The administration also insists it’s not trying to bypass Palestinian President Mahmoud Abbas in any way, even though it has had no official communication with the Palestinian Authority since December 2017, when Trump “took Jerusalem off the table,” as he put it.
The senior official told Haaretz that "the PA’s boycott has seriously hurt the Palestinians and the PA’s reputation around the world. The administration is committed to the Palestinian people – in both Gaza and the West Bank – and we believe that when the Palestinian people see the plan they will see a great future for themselves."
But so far the relationship has been characterized by an endless stream of headlines about Washington ending its support for programs in the Palestinian territories. Even programs benefiting Palestinians in areas controlled by Israel, such as hospitals in East Jerusalem, have lost American support.
The United States was overwhelmingly unpopular among everyday Palestinians even before those steps were taken, and its popularity sank even lower last year. This makes any attempt to sell the plan to the Palestinian side even more complicated – though the administration’s riposte is that in terms of raw polling numbers, the decrease in the United States’ image hasn’t been dramatic.
On Friday the president’s son Donald Jr., who often advises his father on political issues, shared a story about the United States cutting all funding to the PA security forces, and described it as “great.” This came after weeks of the administration striving – and failing – to convince Congress not to cut the funding because the PA security forces work in coordination with Israel to thwart terror attacks.
The Don Jr. tweet perhaps doesn’t represent the administration’s policy, but it does represent a deeper problem: Trump’s right-wing base has strong anti-Palestinian elements that are in sync with Israel’s most right-wing political forces. Any deal that’s sellable to the Palestinians would contradict the views of these Trump supporters.
*-*-*
Tasks to complete:
1 – From the article on U.S.–Palestinian relations, reproduce the stretch from "The administration also" through "as he put it.".
2 – Which people does the article on U.S.–Palestinian relations mention by name? List each one once.
3 – Can you supply the next part of the article on U.S.–Palestinian relations, picking up after its final sentence?
The items that come after this text aren't needed.
*-*-*
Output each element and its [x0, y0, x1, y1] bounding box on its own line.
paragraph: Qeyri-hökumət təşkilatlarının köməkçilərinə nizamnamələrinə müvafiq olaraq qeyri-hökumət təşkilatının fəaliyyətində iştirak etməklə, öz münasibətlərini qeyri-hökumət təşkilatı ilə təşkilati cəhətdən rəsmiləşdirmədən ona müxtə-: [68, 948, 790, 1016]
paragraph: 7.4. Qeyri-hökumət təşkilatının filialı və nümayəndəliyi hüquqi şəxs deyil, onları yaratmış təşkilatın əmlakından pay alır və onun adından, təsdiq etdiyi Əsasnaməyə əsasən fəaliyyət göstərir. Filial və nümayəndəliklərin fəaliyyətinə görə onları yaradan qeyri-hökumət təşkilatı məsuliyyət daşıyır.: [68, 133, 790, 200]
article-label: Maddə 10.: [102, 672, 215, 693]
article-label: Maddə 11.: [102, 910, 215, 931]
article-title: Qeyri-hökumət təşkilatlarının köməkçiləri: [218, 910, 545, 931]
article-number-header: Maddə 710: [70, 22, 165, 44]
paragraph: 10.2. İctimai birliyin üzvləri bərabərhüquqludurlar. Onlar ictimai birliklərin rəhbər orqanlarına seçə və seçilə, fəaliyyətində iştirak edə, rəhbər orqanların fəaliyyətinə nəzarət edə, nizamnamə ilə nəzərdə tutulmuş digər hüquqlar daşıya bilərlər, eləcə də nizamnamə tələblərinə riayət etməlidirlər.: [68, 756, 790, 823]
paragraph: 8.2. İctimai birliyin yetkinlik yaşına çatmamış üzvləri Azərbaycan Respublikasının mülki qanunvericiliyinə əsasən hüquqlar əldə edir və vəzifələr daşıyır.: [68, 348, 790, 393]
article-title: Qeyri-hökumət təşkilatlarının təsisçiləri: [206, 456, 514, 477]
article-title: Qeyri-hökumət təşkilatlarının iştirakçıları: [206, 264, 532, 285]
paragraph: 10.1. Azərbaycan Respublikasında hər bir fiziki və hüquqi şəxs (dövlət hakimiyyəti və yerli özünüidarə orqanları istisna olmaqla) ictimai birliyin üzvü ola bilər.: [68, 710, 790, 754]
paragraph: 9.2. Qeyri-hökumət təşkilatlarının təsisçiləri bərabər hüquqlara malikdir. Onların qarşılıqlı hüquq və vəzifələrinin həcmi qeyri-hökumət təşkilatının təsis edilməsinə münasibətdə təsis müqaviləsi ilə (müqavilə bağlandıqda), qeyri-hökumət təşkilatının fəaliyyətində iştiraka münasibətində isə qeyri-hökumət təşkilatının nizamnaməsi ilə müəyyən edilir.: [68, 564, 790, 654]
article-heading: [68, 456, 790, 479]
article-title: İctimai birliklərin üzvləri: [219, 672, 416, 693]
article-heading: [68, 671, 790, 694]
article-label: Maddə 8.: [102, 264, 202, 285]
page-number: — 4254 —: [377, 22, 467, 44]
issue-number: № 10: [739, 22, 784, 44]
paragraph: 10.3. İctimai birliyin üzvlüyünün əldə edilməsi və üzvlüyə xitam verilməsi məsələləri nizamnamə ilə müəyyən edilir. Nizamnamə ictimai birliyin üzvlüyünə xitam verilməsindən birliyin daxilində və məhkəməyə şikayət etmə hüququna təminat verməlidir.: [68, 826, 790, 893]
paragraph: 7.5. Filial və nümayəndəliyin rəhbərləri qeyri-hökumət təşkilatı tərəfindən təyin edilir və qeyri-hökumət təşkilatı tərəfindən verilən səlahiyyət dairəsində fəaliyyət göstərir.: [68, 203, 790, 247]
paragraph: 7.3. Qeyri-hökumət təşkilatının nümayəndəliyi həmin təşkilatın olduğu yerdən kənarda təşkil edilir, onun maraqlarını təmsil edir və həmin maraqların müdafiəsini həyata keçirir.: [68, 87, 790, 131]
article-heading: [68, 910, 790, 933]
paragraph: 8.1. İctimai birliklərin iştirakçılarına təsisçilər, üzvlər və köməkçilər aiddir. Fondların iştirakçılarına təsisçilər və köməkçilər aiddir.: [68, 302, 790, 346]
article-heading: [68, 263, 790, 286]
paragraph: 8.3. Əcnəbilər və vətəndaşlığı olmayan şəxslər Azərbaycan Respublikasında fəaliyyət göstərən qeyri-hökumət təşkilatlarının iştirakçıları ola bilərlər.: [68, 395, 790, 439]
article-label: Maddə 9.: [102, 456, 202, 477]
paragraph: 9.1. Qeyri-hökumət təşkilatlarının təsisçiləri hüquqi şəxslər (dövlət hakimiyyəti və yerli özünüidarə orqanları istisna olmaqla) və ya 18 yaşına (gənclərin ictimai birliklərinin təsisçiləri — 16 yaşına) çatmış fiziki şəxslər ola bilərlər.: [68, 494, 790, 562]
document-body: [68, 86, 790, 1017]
*-*-*
Answer list:
1 –
The administration also insists it’s not trying to bypass Palestinian President Mahmoud Abbas in any way, even though it has had no official communication with the Palestinian Authority since December 2017, when Trump “took Jerusalem off the table,” as he put it.

2 –
Mahmoud Abbas
Trump
Donald Jr.

3 –
When will we find out if the skeptics were right about the plan being a one-sided document, or if the administration has managed to surprise everyone, using the low expectations to its own benefit?
Probably not anytime soon. The Israeli election isn’t the only consideration regarding the timing for releasing the plan. According to the senior official who spoke with Haaretz, other factors include the period after the election when a new governing coalition has to be formed, and “sensitive” dates such as Passover, Israeli Independence Day (Nakba Day for the Palestinians) and Ramadan.
On one thing, however, the administration is adamant. Despite rumors to the contrary, White House officials insist that Kushner, Greenblatt and U.S. Ambassador David Friedman are in tandem on all recent decisions regarding the plan. “The peace team is also fully coordinated with the State Department and the National Security Council,” the senior official added.
Trump remains popular in Israel despite criticism over his recent decision to withdraw forces from Syria. The Israeli right wing rejoiced over Greenblatt’s denial of a Channel 13 report last month that outlined some of the concessions Israel would supposedly have to make under the Trump plan.
But if the plan truly contains what’s required to make it sellable to the Palestinians, the administration will sooner or later have to contend with criticism from the right. Thanks to the election, it has a few more months to prepare for that.